**Task description**
Below are some records. Say in a single number how many of their lines include the word "Your".

**Data records**
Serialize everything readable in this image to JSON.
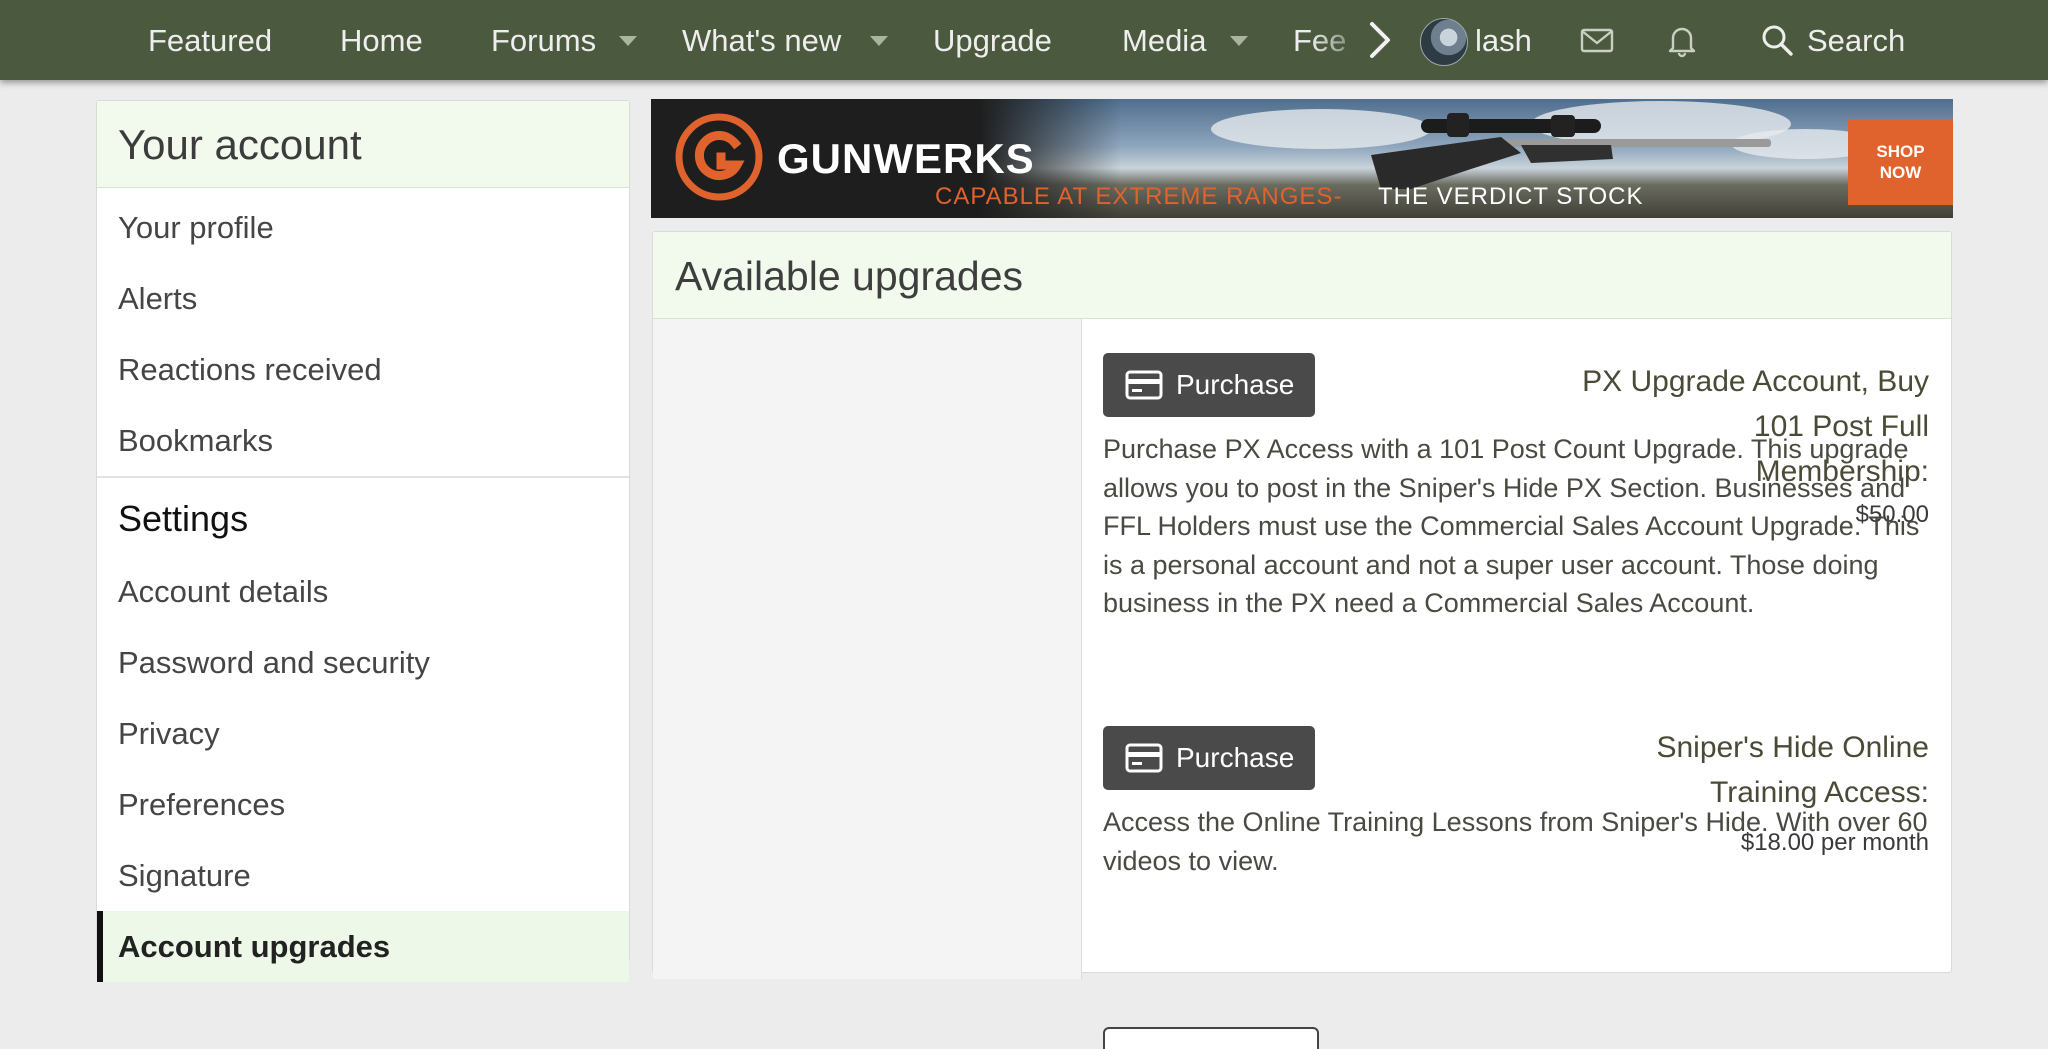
{
  "nav": {
    "items": [
      {
        "label": "Featured"
      },
      {
        "label": "Home"
      },
      {
        "label": "Forums"
      },
      {
        "label": "What's new"
      },
      {
        "label": "Upgrade"
      },
      {
        "label": "Media"
      }
    ],
    "overflow_label": "Fee",
    "username": "lash",
    "search_label": "Search"
  },
  "sidebar": {
    "header": "Your account",
    "items": [
      {
        "label": "Your profile"
      },
      {
        "label": "Alerts"
      },
      {
        "label": "Reactions received"
      },
      {
        "label": "Bookmarks"
      }
    ],
    "settings_heading": "Settings",
    "settings_items": [
      {
        "label": "Account details"
      },
      {
        "label": "Password and security"
      },
      {
        "label": "Privacy"
      },
      {
        "label": "Preferences"
      },
      {
        "label": "Signature"
      },
      {
        "label": "Account upgrades"
      }
    ]
  },
  "banner": {
    "brand": "GUNWERKS",
    "tagline": "CAPABLE AT EXTREME RANGES-",
    "tagline_product": " THE VERDICT STOCK",
    "cta_line1": "SHOP",
    "cta_line2": "NOW"
  },
  "main": {
    "title": "Available upgrades",
    "upgrades": [
      {
        "title_lines": [
          "PX Upgrade Account, Buy",
          "101 Post Full",
          "Membership:"
        ],
        "price": "$50.00",
        "button": "Purchase",
        "description": "Purchase PX Access with a 101 Post Count Upgrade. This upgrade allows you to post in the Sniper's Hide PX Section. Businesses and FFL Holders must use the Commercial Sales Account Upgrade. This is a personal account and not a super user account. Those doing business in the PX need a Commercial Sales Account."
      },
      {
        "title_lines": [
          "Sniper's Hide Online",
          "Training Access:"
        ],
        "price": "$18.00 per month",
        "button": "Purchase",
        "description": "Access the Online Training Lessons from Sniper's Hide. With over 60 videos to view."
      }
    ]
  },
  "colors": {
    "nav_bg": "#4b5a3e",
    "header_tint": "#f1faec",
    "button_bg": "#4a4a4a",
    "brand_orange": "#e0622d"
  },
  "icons": [
    "caret-down-icon",
    "chevron-right-icon",
    "envelope-icon",
    "bell-icon",
    "search-icon",
    "credit-card-icon"
  ]
}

**Solution for this problem**
2